Exactly as written, please set down all of the entries again, with no pictures.

....

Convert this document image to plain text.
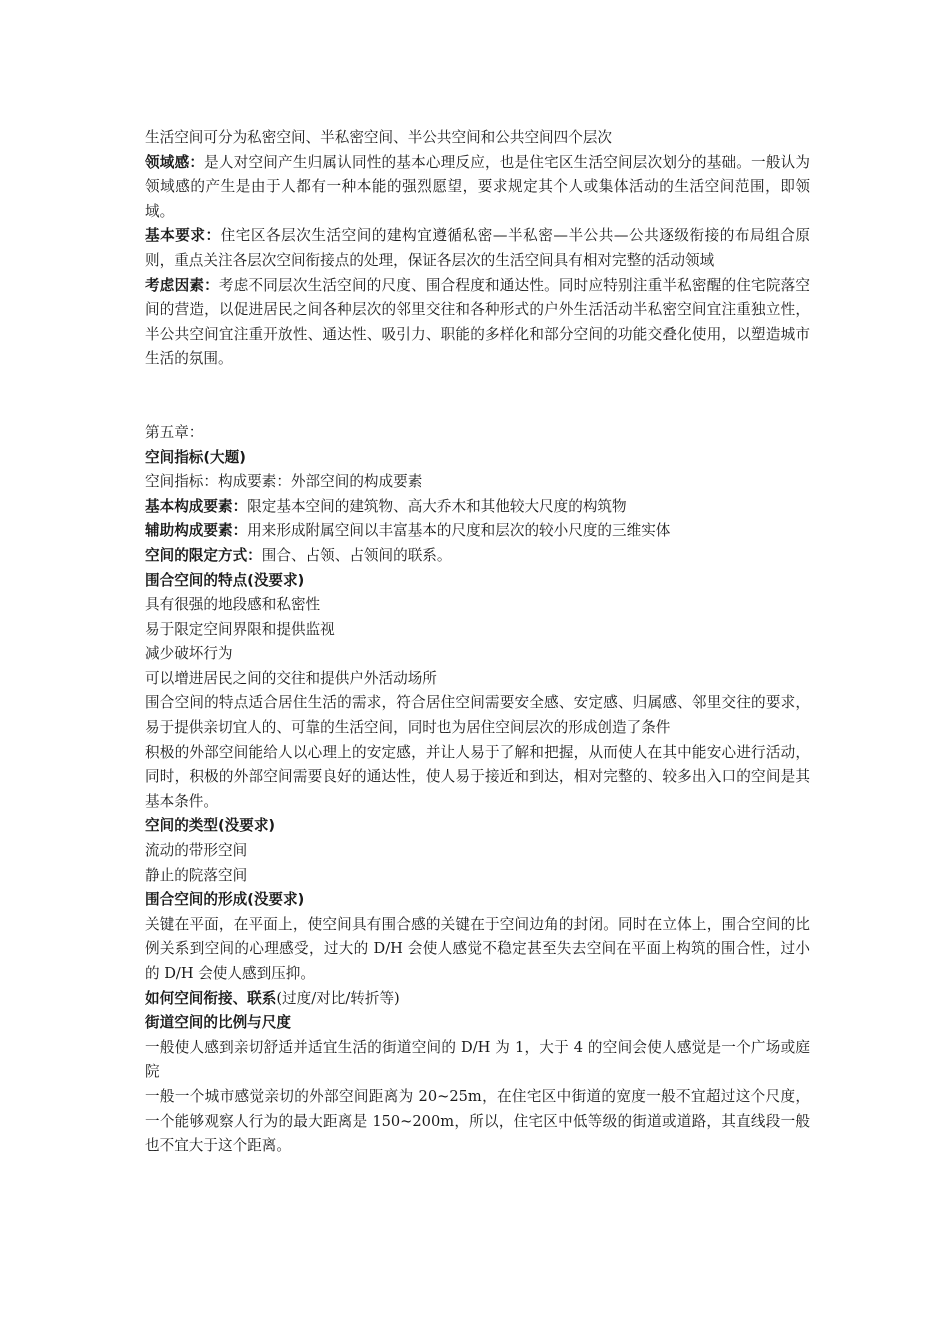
生活空间可分为私密空间、半私密空间、半公共空间和公共空间四个层次

领域感：是人对空间产生归属认同性的基本心理反应，也是住宅区生活空间层次划分的基础。一般认为领域感的产生是由于人都有一种本能的强烈愿望，要求规定其个人或集体活动的生活空间范围，即领域。

基本要求：住宅区各层次生活空间的建构宜遵循私密—半私密—半公共—公共逐级衔接的布局组合原则，重点关注各层次空间衔接点的处理，保证各层次的生活空间具有相对完整的活动领域

考虑因素：考虑不同层次生活空间的尺度、围合程度和通达性。同时应特别注重半私密醒的住宅院落空间的营造，以促进居民之间各种层次的邻里交往和各种形式的户外生活活动半私密空间宜注重独立性，半公共空间宜注重开放性、通达性、吸引力、职能的多样化和部分空间的功能交叠化使用，以塑造城市生活的氛围。

第五章：

空间指标(大题)

空间指标：构成要素：外部空间的构成要素

基本构成要素：限定基本空间的建筑物、高大乔木和其他较大尺度的构筑物

辅助构成要素：用来形成附属空间以丰富基本的尺度和层次的较小尺度的三维实体

空间的限定方式：围合、占领、占领间的联系。

围合空间的特点(没要求)

具有很强的地段感和私密性

易于限定空间界限和提供监视

减少破坏行为

可以增进居民之间的交往和提供户外活动场所

围合空间的特点适合居住生活的需求，符合居住空间需要安全感、安定感、归属感、邻里交往的要求，易于提供亲切宜人的、可靠的生活空间，同时也为居住空间层次的形成创造了条件

积极的外部空间能给人以心理上的安定感，并让人易于了解和把握，从而使人在其中能安心进行活动，同时，积极的外部空间需要良好的通达性，使人易于接近和到达，相对完整的、较多出入口的空间是其基本条件。

空间的类型(没要求)

流动的带形空间

静止的院落空间

围合空间的形成(没要求)

关键在平面，在平面上，使空间具有围合感的关键在于空间边角的封闭。同时在立体上，围合空间的比例关系到空间的心理感受，过大的 D/H 会使人感觉不稳定甚至失去空间在平面上构筑的围合性，过小的 D/H 会使人感到压抑。

如何空间衔接、联系(过度/对比/转折等)

街道空间的比例与尺度

一般使人感到亲切舒适并适宜生活的街道空间的 D/H 为 1，大于 4 的空间会使人感觉是一个广场或庭院

一般一个城市感觉亲切的外部空间距离为 20~25m，在住宅区中街道的宽度一般不宜超过这个尺度，一个能够观察人行为的最大距离是 150~200m，所以，住宅区中低等级的街道或道路，其直线段一般也不宜大于这个距离。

....

- [Result]:
Convert this document image to plain text.
生活空间可分为私密空间、半私密空间、半公共空间和公共空间四个层次

领域感：是人对空间产生归属认同性的基本心理反应，也是住宅区生活空间层次划分的基础。一般认为领域感的产生是由于人都有一种本能的强烈愿望，要求规定其个人或集体活动的生活空间范围，即领域。

基本要求：住宅区各层次生活空间的建构宜遵循私密—半私密—半公共—公共逐级衔接的布局组合原则，重点关注各层次空间衔接点的处理，保证各层次的生活空间具有相对完整的活动领域

考虑因素：考虑不同层次生活空间的尺度、围合程度和通达性。同时应特别注重半私密醒的住宅院落空间的营造，以促进居民之间各种层次的邻里交往和各种形式的户外生活活动半私密空间宜注重独立性，半公共空间宜注重开放性、通达性、吸引力、职能的多样化和部分空间的功能交叠化使用，以塑造城市生活的氛围。

第五章：

空间指标(大题)

空间指标：构成要素：外部空间的构成要素

基本构成要素：限定基本空间的建筑物、高大乔木和其他较大尺度的构筑物

辅助构成要素：用来形成附属空间以丰富基本的尺度和层次的较小尺度的三维实体

空间的限定方式：围合、占领、占领间的联系。

围合空间的特点(没要求)

具有很强的地段感和私密性

易于限定空间界限和提供监视

减少破坏行为

可以增进居民之间的交往和提供户外活动场所

围合空间的特点适合居住生活的需求，符合居住空间需要安全感、安定感、归属感、邻里交往的要求，易于提供亲切宜人的、可靠的生活空间，同时也为居住空间层次的形成创造了条件

积极的外部空间能给人以心理上的安定感，并让人易于了解和把握，从而使人在其中能安心进行活动，同时，积极的外部空间需要良好的通达性，使人易于接近和到达，相对完整的、较多出入口的空间是其基本条件。

空间的类型(没要求)

流动的带形空间

静止的院落空间

围合空间的形成(没要求)

关键在平面，在平面上，使空间具有围合感的关键在于空间边角的封闭。同时在立体上，围合空间的比例关系到空间的心理感受，过大的 D/H 会使人感觉不稳定甚至失去空间在平面上构筑的围合性，过小的 D/H 会使人感到压抑。

如何空间衔接、联系(过度/对比/转折等)

街道空间的比例与尺度

一般使人感到亲切舒适并适宜生活的街道空间的 D/H 为 1，大于 4 的空间会使人感觉是一个广场或庭院

一般一个城市感觉亲切的外部空间距离为 20~25m，在住宅区中街道的宽度一般不宜超过这个尺度，一个能够观察人行为的最大距离是 150~200m，所以，住宅区中低等级的街道或道路，其直线段一般也不宜大于这个距离。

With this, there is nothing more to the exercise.